[Saved entries]
** START **

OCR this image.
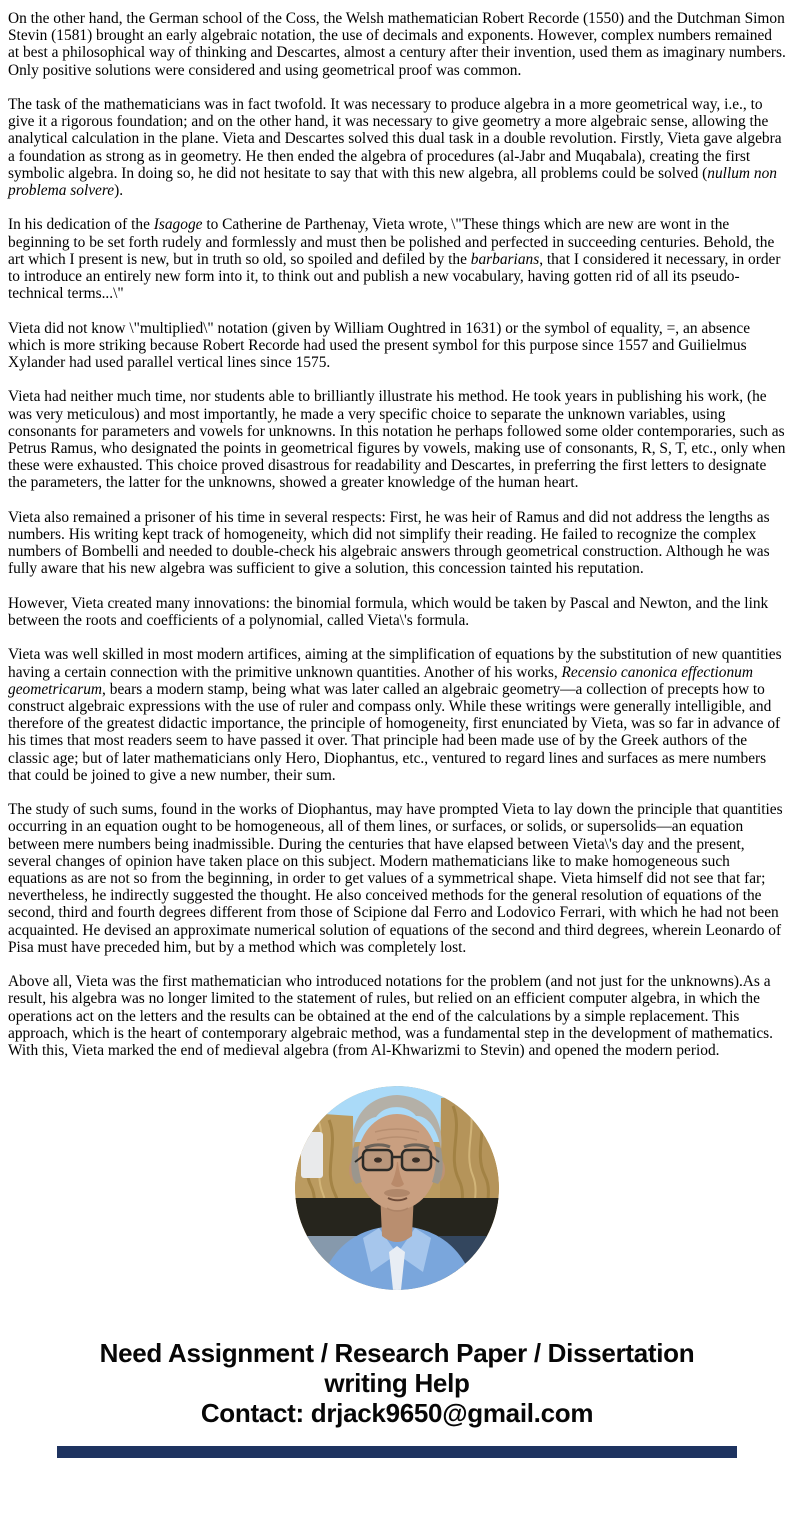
On the other hand, the German school of the Coss, the Welsh mathematician Robert Recorde (1550) and the Dutchman Simon Stevin (1581) brought an early algebraic notation, the use of decimals and exponents. However, complex numbers remained at best a philosophical way of thinking and Descartes, almost a century after their invention, used them as imaginary numbers. Only positive solutions were considered and using geometrical proof was common.

The task of the mathematicians was in fact twofold. It was necessary to produce algebra in a more geometrical way, i.e., to give it a rigorous foundation; and on the other hand, it was necessary to give geometry a more algebraic sense, allowing the analytical calculation in the plane. Vieta and Descartes solved this dual task in a double revolution. Firstly, Vieta gave algebra a foundation as strong as in geometry. He then ended the algebra of procedures (al-Jabr and Muqabala), creating the first symbolic algebra. In doing so, he did not hesitate to say that with this new algebra, all problems could be solved (nullum non problema solvere).

In his dedication of the Isagoge to Catherine de Parthenay, Vieta wrote, \"These things which are new are wont in the beginning to be set forth rudely and formlessly and must then be polished and perfected in succeeding centuries. Behold, the art which I present is new, but in truth so old, so spoiled and defiled by the barbarians, that I considered it necessary, in order to introduce an entirely new form into it, to think out and publish a new vocabulary, having gotten rid of all its pseudo-technical terms...\"

Vieta did not know \"multiplied\" notation (given by William Oughtred in 1631) or the symbol of equality, =, an absence which is more striking because Robert Recorde had used the present symbol for this purpose since 1557 and Guilielmus Xylander had used parallel vertical lines since 1575.

Vieta had neither much time, nor students able to brilliantly illustrate his method. He took years in publishing his work, (he was very meticulous) and most importantly, he made a very specific choice to separate the unknown variables, using consonants for parameters and vowels for unknowns. In this notation he perhaps followed some older contemporaries, such as Petrus Ramus, who designated the points in geometrical figures by vowels, making use of consonants, R, S, T, etc., only when these were exhausted. This choice proved disastrous for readability and Descartes, in preferring the first letters to designate the parameters, the latter for the unknowns, showed a greater knowledge of the human heart.

Vieta also remained a prisoner of his time in several respects: First, he was heir of Ramus and did not address the lengths as numbers. His writing kept track of homogeneity, which did not simplify their reading. He failed to recognize the complex numbers of Bombelli and needed to double-check his algebraic answers through geometrical construction. Although he was fully aware that his new algebra was sufficient to give a solution, this concession tainted his reputation.

However, Vieta created many innovations: the binomial formula, which would be taken by Pascal and Newton, and the link between the roots and coefficients of a polynomial, called Vieta\'s formula.

Vieta was well skilled in most modern artifices, aiming at the simplification of equations by the substitution of new quantities having a certain connection with the primitive unknown quantities. Another of his works, Recensio canonica effectionum geometricarum, bears a modern stamp, being what was later called an algebraic geometry—a collection of precepts how to construct algebraic expressions with the use of ruler and compass only. While these writings were generally intelligible, and therefore of the greatest didactic importance, the principle of homogeneity, first enunciated by Vieta, was so far in advance of his times that most readers seem to have passed it over. That principle had been made use of by the Greek authors of the classic age; but of later mathematicians only Hero, Diophantus, etc., ventured to regard lines and surfaces as mere numbers that could be joined to give a new number, their sum.

The study of such sums, found in the works of Diophantus, may have prompted Vieta to lay down the principle that quantities occurring in an equation ought to be homogeneous, all of them lines, or surfaces, or solids, or supersolids—an equation between mere numbers being inadmissible. During the centuries that have elapsed between Vieta\'s day and the present, several changes of opinion have taken place on this subject. Modern mathematicians like to make homogeneous such equations as are not so from the beginning, in order to get values of a symmetrical shape. Vieta himself did not see that far; nevertheless, he indirectly suggested the thought. He also conceived methods for the general resolution of equations of the second, third and fourth degrees different from those of Scipione dal Ferro and Lodovico Ferrari, with which he had not been acquainted. He devised an approximate numerical solution of equations of the second and third degrees, wherein Leonardo of Pisa must have preceded him, but by a method which was completely lost.

Above all, Vieta was the first mathematician who introduced notations for the problem (and not just for the unknowns).As a result, his algebra was no longer limited to the statement of rules, but relied on an efficient computer algebra, in which the operations act on the letters and the results can be obtained at the end of the calculations by a simple replacement. This approach, which is the heart of contemporary algebraic method, was a fundamental step in the development of mathematics. With this, Vieta marked the end of medieval algebra (from Al-Khwarizmi to Stevin) and opened the modern period.

Need Assignment / Research Paper / Dissertation
writing Help
Contact: drjack9650@gmail.com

** END **

Check each line of the records for "However" and copy the ones that contain it.

▶ _ANSWER TO THIS TASK_:
On the other hand, the German school of the Coss, the Welsh mathematician Robert Recorde (1550) and the Dutchman Simon Stevin (1581) brought an early algebraic notation, the use of decimals and exponents. However, complex numbers remained at best a philosophical way of thinking and Descartes, almost a century after their invention, used them as imaginary numbers. Only positive solutions were considered and using geometrical proof was common.
However, Vieta created many innovations: the binomial formula, which would be taken by Pascal and Newton, and the link between the roots and coefficients of a polynomial, called Vieta\'s formula.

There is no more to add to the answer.